**Exercise details:**
Give the listing again exactly, omitting its images.

**Provided records:**
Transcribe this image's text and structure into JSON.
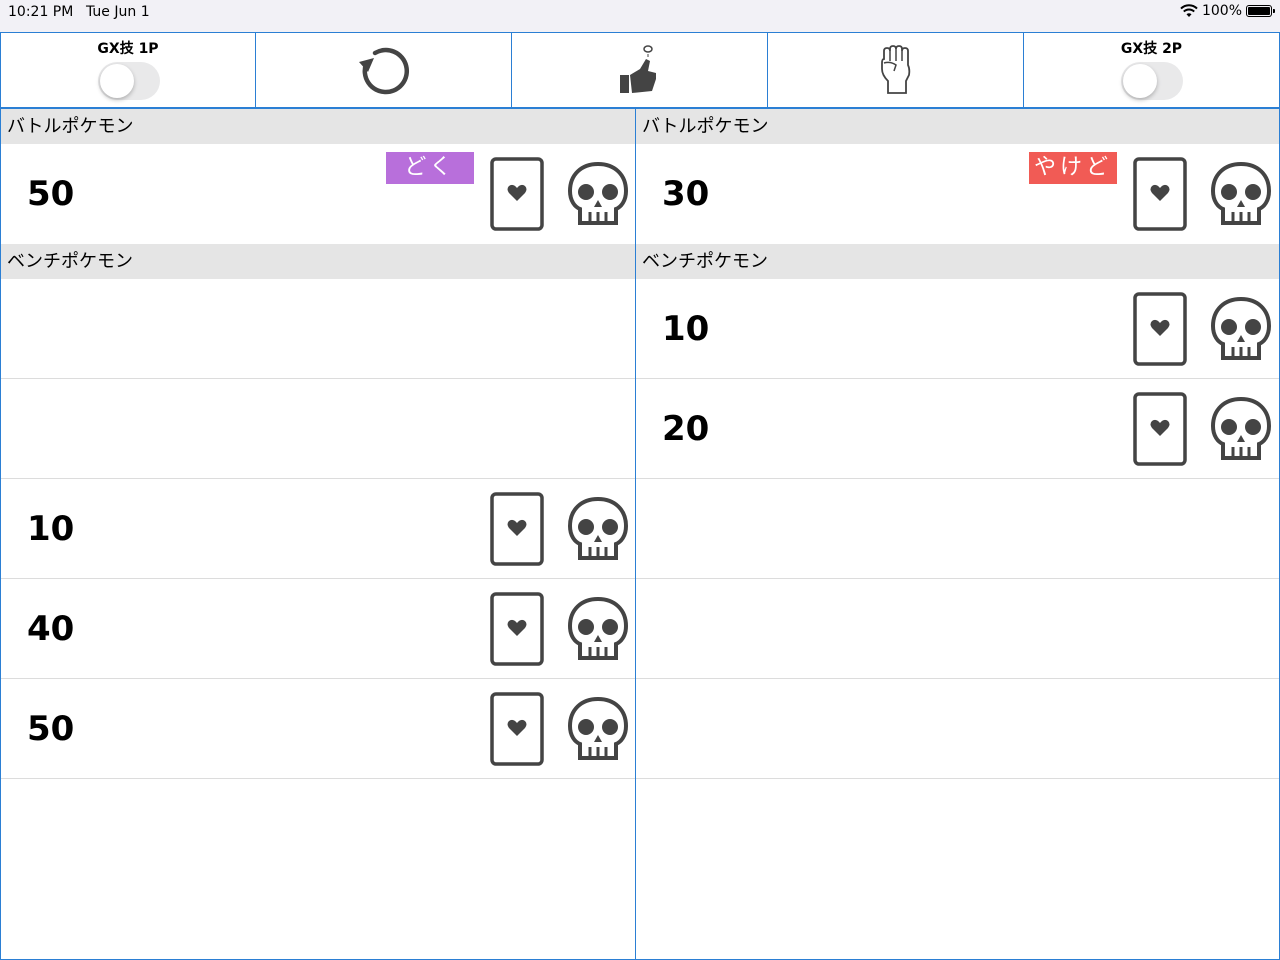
{
  "status_bar": {
    "time": "10:21 PM",
    "date": "Tue Jun 1",
    "battery": "100%"
  },
  "toolbar": {
    "gx_1p_label": "GX技 1P",
    "gx_2p_label": "GX技 2P",
    "gx_1p_on": false,
    "gx_2p_on": false,
    "icons": [
      "reset-icon",
      "coin-flip-icon",
      "fist-icon"
    ]
  },
  "player1": {
    "battle_header": "バトルポケモン",
    "bench_header": "ベンチポケモン",
    "battle": {
      "hp": "50",
      "status": "どく",
      "status_color": "#b86fdb"
    },
    "bench": [
      {
        "hp": ""
      },
      {
        "hp": ""
      },
      {
        "hp": "10"
      },
      {
        "hp": "40"
      },
      {
        "hp": "50"
      }
    ]
  },
  "player2": {
    "battle_header": "バトルポケモン",
    "bench_header": "ベンチポケモン",
    "battle": {
      "hp": "30",
      "status": "やけど",
      "status_color": "#f15b55"
    },
    "bench": [
      {
        "hp": "10"
      },
      {
        "hp": "20"
      },
      {
        "hp": ""
      },
      {
        "hp": ""
      },
      {
        "hp": ""
      }
    ]
  },
  "colors": {
    "accent_border": "#2b7fd4",
    "header_bg": "#e5e5e5",
    "icon_gray": "#555555"
  }
}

**Full response:**
Transcribe this image's text and structure into JSON.
{
  "status_bar": {
    "time": "10:21 PM",
    "date": "Tue Jun 1",
    "battery": "100%"
  },
  "toolbar": {
    "gx_1p_label": "GX技 1P",
    "gx_2p_label": "GX技 2P",
    "gx_1p_on": false,
    "gx_2p_on": false,
    "icons": [
      "reset-icon",
      "coin-flip-icon",
      "fist-icon"
    ]
  },
  "player1": {
    "battle_header": "バトルポケモン",
    "bench_header": "ベンチポケモン",
    "battle": {
      "hp": "50",
      "status": "どく",
      "status_color": "#b86fdb"
    },
    "bench": [
      {
        "hp": ""
      },
      {
        "hp": ""
      },
      {
        "hp": "10"
      },
      {
        "hp": "40"
      },
      {
        "hp": "50"
      }
    ]
  },
  "player2": {
    "battle_header": "バトルポケモン",
    "bench_header": "ベンチポケモン",
    "battle": {
      "hp": "30",
      "status": "やけど",
      "status_color": "#f15b55"
    },
    "bench": [
      {
        "hp": "10"
      },
      {
        "hp": "20"
      },
      {
        "hp": ""
      },
      {
        "hp": ""
      },
      {
        "hp": ""
      }
    ]
  },
  "colors": {
    "accent_border": "#2b7fd4",
    "header_bg": "#e5e5e5",
    "icon_gray": "#555555"
  }
}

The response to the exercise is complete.